Start DATASET ENTRIES

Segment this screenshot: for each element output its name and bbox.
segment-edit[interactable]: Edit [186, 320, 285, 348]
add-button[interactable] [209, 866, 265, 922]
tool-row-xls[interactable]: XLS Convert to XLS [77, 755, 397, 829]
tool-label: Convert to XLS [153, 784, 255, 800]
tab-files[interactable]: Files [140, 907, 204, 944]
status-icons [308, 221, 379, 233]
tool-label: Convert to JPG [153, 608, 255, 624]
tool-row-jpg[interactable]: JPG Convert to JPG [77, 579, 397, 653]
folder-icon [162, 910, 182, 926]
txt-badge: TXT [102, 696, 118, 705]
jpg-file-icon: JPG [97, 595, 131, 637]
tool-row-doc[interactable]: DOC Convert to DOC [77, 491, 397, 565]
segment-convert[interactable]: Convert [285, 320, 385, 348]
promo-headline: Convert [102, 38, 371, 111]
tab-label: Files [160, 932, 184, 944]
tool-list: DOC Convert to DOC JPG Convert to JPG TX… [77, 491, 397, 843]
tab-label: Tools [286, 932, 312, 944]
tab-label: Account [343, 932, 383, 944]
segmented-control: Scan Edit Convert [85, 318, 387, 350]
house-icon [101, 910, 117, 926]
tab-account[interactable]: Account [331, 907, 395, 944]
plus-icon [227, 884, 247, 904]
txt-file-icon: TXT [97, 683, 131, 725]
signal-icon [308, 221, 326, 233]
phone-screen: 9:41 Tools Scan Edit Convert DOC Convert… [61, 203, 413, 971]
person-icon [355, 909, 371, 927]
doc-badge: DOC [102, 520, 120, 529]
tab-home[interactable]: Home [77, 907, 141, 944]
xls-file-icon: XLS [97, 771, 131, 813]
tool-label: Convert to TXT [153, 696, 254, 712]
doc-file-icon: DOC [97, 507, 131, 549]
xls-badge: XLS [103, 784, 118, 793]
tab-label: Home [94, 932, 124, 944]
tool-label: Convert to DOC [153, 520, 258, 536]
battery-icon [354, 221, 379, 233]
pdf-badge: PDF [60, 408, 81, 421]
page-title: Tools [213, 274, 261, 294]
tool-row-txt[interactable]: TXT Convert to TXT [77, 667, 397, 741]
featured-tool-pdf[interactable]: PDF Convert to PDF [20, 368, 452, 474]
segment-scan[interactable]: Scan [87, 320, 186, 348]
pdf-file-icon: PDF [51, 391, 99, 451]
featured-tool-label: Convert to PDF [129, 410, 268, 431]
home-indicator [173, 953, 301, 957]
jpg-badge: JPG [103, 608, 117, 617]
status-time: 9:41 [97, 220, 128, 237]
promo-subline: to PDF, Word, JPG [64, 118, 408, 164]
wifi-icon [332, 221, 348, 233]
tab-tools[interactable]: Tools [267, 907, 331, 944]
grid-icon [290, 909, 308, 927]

End DATASET ENTRIES

INSTRUCTION:
Could you copy out the material above word for word, keeping every line in its original order?

SOLVED EXERCISE:
Segment this screenshot: for each element output its name and bbox.
segment-edit[interactable]: Edit [186, 320, 285, 348]
add-button[interactable] [209, 866, 265, 922]
tool-row-xls[interactable]: XLS Convert to XLS [77, 755, 397, 829]
tool-label: Convert to XLS [153, 784, 255, 800]
tab-files[interactable]: Files [140, 907, 204, 944]
status-icons [308, 221, 379, 233]
tool-label: Convert to JPG [153, 608, 255, 624]
tool-row-jpg[interactable]: JPG Convert to JPG [77, 579, 397, 653]
folder-icon [162, 910, 182, 926]
txt-badge: TXT [102, 696, 118, 705]
jpg-file-icon: JPG [97, 595, 131, 637]
tool-row-doc[interactable]: DOC Convert to DOC [77, 491, 397, 565]
segment-convert[interactable]: Convert [285, 320, 385, 348]
promo-headline: Convert [102, 38, 371, 111]
tab-label: Files [160, 932, 184, 944]
tool-list: DOC Convert to DOC JPG Convert to JPG TX… [77, 491, 397, 843]
tab-label: Tools [286, 932, 312, 944]
tab-label: Account [343, 932, 383, 944]
segmented-control: Scan Edit Convert [85, 318, 387, 350]
house-icon [101, 910, 117, 926]
tab-account[interactable]: Account [331, 907, 395, 944]
plus-icon [227, 884, 247, 904]
txt-file-icon: TXT [97, 683, 131, 725]
signal-icon [308, 221, 326, 233]
phone-screen: 9:41 Tools Scan Edit Convert DOC Convert… [61, 203, 413, 971]
person-icon [355, 909, 371, 927]
doc-badge: DOC [102, 520, 120, 529]
tab-home[interactable]: Home [77, 907, 141, 944]
xls-file-icon: XLS [97, 771, 131, 813]
tool-label: Convert to TXT [153, 696, 254, 712]
doc-file-icon: DOC [97, 507, 131, 549]
xls-badge: XLS [103, 784, 118, 793]
tab-label: Home [94, 932, 124, 944]
tool-label: Convert to DOC [153, 520, 258, 536]
battery-icon [354, 221, 379, 233]
pdf-badge: PDF [60, 408, 81, 421]
page-title: Tools [213, 274, 261, 294]
tool-row-txt[interactable]: TXT Convert to TXT [77, 667, 397, 741]
featured-tool-pdf[interactable]: PDF Convert to PDF [20, 368, 452, 474]
segment-scan[interactable]: Scan [87, 320, 186, 348]
pdf-file-icon: PDF [51, 391, 99, 451]
featured-tool-label: Convert to PDF [129, 410, 268, 431]
home-indicator [173, 953, 301, 957]
jpg-badge: JPG [103, 608, 117, 617]
status-time: 9:41 [97, 220, 128, 237]
promo-subline: to PDF, Word, JPG [64, 118, 408, 164]
wifi-icon [332, 221, 348, 233]
tab-tools[interactable]: Tools [267, 907, 331, 944]
grid-icon [290, 909, 308, 927]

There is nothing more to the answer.